EXERCISE AIM:
Look through the material below. Copy each line that contains the string "title".

* begin TASK INPUTS *

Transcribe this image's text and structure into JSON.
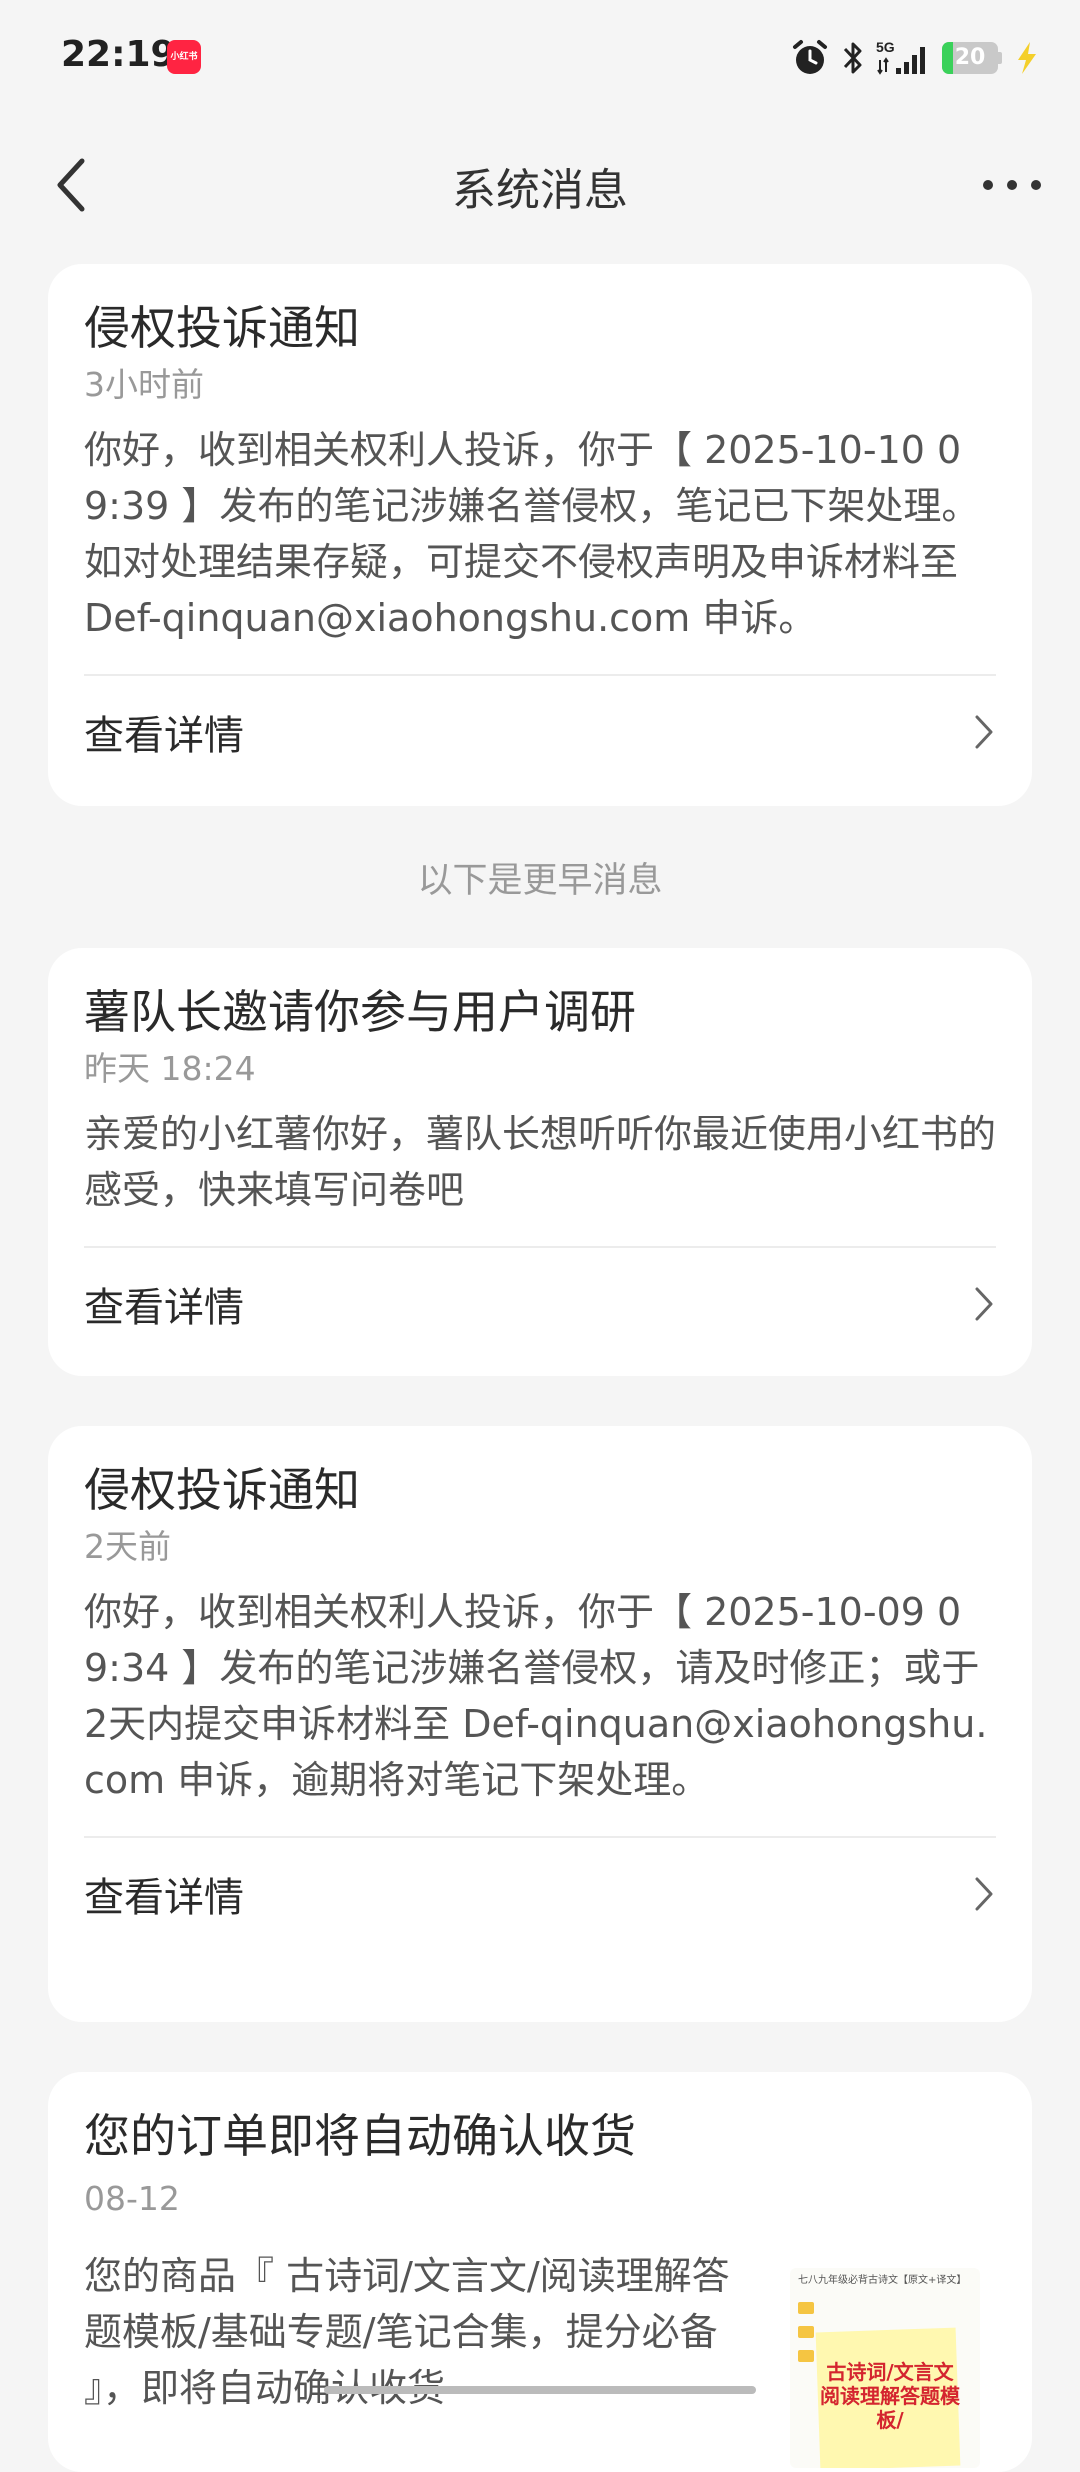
{
  "status_bar": {
    "time": "22:19",
    "app_badge": "小红书",
    "network": "5G",
    "battery_level": "20",
    "battery_fraction": 0.2,
    "icons": [
      "alarm-icon",
      "bluetooth-icon",
      "signal-5g-icon",
      "battery-icon",
      "charging-bolt-icon"
    ]
  },
  "nav": {
    "title": "系统消息",
    "back_icon": "chevron-left-icon",
    "more_icon": "more-dots-icon"
  },
  "earlier_label": "以下是更早消息",
  "messages": [
    {
      "title": "侵权投诉通知",
      "time": "3小时前",
      "body": "你好，收到相关权利人投诉，你于【 2025-10-10 09:39 】发布的笔记涉嫌名誉侵权，笔记已下架处理。如对处理结果存疑，可提交不侵权声明及申诉材料至 Def-qinquan@xiaohongshu.com 申诉。",
      "action": "查看详情"
    },
    {
      "title": "薯队长邀请你参与用户调研",
      "time": "昨天 18:24",
      "body": "亲爱的小红薯你好，薯队长想听听你最近使用小红书的感受，快来填写问卷吧",
      "action": "查看详情"
    },
    {
      "title": "侵权投诉通知",
      "time": "2天前",
      "body": "你好，收到相关权利人投诉，你于【 2025-10-09 09:34 】发布的笔记涉嫌名誉侵权，请及时修正；或于2天内提交申诉材料至 Def-qinquan@xiaohongshu.com 申诉，逾期将对笔记下架处理。",
      "action": "查看详情"
    },
    {
      "title": "您的订单即将自动确认收货",
      "time": "08-12",
      "body": "您的商品『 古诗词/文言文/阅读理解答题模板/基础专题/笔记合集，提分必备 』，即将自动确认收货",
      "thumbnail_header": "七八九年级必背古诗文【原文+译文】",
      "thumbnail_text": "古诗词/文言文阅读理解答题模板/"
    }
  ]
}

* end TASK INPUTS *

ANSWER TO THIS TASK:
    "title": "系统消息",
      "title": "侵权投诉通知",
      "title": "薯队长邀请你参与用户调研",
      "title": "侵权投诉通知",
      "title": "您的订单即将自动确认收货",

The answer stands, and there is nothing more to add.